• _Tareas por hacer_:
A - Transcribe sin cambios el fragmento del texto de estudio que comienza en las palabras "Tengo una idea" y termina después de "ando a veces.".
B - Según el texto de estudio, ¿quiénes cambian el mundo, según lo que se suele decir?
=== Texto de estudio ===
Tengo una idea muy clara de cómo aspiro a ser en esta vida y si aún con esas me equivoco continuamente en la consecución de esa meta no quiero ni pensar qué sería de mí sin ella. No es nada de otro mundo. Quiero dejar mi huella de manera positiva. Para eso no hacen falta grandes gestos ni reconocimientos. Ya sabéis lo que dicen, personas pequeñas, en sitios pequeños, haciendo pequeñas cosas, cambian el mundo. Y yo quiero irme de aquí despeinada por haber vivido y diciendo “¡Uf! Definitivamente lo he hecho bien”. Y como espero que ese día todavía quede muy lejos, pues mientras tanto, me evalúo a mí misma casi sin querer, cada noche, con esa sensación que me acompaña a la cama y que me sirve de termómetro de mis actos. Y hay que ver lo flojita que ando a veces.
=== Material proporcionado ===
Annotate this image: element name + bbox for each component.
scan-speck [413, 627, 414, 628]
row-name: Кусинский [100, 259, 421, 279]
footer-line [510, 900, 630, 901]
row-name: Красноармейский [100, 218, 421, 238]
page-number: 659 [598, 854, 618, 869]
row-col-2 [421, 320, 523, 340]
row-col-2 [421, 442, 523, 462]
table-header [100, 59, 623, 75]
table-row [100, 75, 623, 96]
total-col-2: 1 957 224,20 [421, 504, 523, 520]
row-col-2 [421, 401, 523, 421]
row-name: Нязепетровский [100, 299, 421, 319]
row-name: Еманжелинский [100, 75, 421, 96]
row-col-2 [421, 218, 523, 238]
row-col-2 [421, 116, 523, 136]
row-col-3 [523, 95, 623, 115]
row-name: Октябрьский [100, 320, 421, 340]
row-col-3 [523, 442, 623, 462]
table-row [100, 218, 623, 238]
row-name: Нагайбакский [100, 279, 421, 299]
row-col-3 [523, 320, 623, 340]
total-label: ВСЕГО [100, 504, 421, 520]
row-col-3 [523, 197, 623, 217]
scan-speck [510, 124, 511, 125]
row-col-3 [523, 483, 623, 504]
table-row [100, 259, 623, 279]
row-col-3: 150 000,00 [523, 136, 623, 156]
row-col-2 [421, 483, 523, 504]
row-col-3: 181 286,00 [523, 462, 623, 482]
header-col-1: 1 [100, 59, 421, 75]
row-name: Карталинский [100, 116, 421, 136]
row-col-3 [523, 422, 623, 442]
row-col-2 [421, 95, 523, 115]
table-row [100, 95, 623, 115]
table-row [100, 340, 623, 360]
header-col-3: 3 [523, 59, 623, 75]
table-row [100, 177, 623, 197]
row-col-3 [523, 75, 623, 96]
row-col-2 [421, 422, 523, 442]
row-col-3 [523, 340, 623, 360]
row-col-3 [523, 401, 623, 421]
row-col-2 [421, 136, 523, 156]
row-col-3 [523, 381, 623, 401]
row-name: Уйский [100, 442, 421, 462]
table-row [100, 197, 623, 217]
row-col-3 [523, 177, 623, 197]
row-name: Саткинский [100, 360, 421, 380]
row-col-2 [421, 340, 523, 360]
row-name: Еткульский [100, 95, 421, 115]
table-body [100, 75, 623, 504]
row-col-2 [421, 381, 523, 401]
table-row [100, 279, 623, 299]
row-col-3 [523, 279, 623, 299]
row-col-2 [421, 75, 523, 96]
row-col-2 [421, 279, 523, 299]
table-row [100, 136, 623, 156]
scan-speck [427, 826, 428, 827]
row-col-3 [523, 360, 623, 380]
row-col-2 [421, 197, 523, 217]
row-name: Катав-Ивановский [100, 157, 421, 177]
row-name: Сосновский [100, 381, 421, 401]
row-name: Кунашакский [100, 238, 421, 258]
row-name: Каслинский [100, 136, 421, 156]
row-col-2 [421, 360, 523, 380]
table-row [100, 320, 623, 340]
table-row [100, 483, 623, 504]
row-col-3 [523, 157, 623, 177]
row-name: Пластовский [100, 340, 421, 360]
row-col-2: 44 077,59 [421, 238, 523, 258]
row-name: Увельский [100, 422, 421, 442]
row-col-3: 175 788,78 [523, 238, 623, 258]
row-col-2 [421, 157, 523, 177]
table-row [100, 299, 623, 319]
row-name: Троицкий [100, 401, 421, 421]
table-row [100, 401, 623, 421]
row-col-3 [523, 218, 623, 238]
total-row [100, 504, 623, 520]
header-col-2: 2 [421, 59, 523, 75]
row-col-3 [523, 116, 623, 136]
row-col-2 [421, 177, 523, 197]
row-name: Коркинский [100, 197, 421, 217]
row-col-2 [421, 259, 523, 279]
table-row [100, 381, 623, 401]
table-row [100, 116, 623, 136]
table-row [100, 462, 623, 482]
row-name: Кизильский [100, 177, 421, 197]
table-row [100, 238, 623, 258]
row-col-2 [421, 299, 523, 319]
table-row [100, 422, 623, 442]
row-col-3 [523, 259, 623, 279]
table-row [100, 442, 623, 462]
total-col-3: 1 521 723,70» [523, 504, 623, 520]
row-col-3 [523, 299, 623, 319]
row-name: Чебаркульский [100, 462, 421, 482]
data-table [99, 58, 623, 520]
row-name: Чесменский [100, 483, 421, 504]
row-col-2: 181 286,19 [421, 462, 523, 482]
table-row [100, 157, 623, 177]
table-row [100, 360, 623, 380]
===
• _Respuestas_:
A -
Tengo una idea muy clara de cómo aspiro a ser en esta vida y si aún con esas me equivoco continuamente en la consecución de esa meta no quiero ni pensar qué sería de mí sin ella. No es nada de otro mundo. Quiero dejar mi huella de manera positiva. Para eso no hacen falta grandes gestos ni reconocimientos. Ya sabéis lo que dicen, personas pequeñas, en sitios pequeños, haciendo pequeñas cosas, cambian el mundo. Y yo quiero irme de aquí despeinada por haber vivido y diciendo “¡Uf! Definitivamente lo he hecho bien”. Y como espero que ese día todavía quede muy lejos, pues mientras tanto, me evalúo a mí misma casi sin querer, cada noche, con esa sensación que me acompaña a la cama y que me sirve de termómetro de mis actos. Y hay que ver lo flojita que ando a veces.

B - Las personas pequeñas, en sitios pequeños, haciendo pequeñas cosas.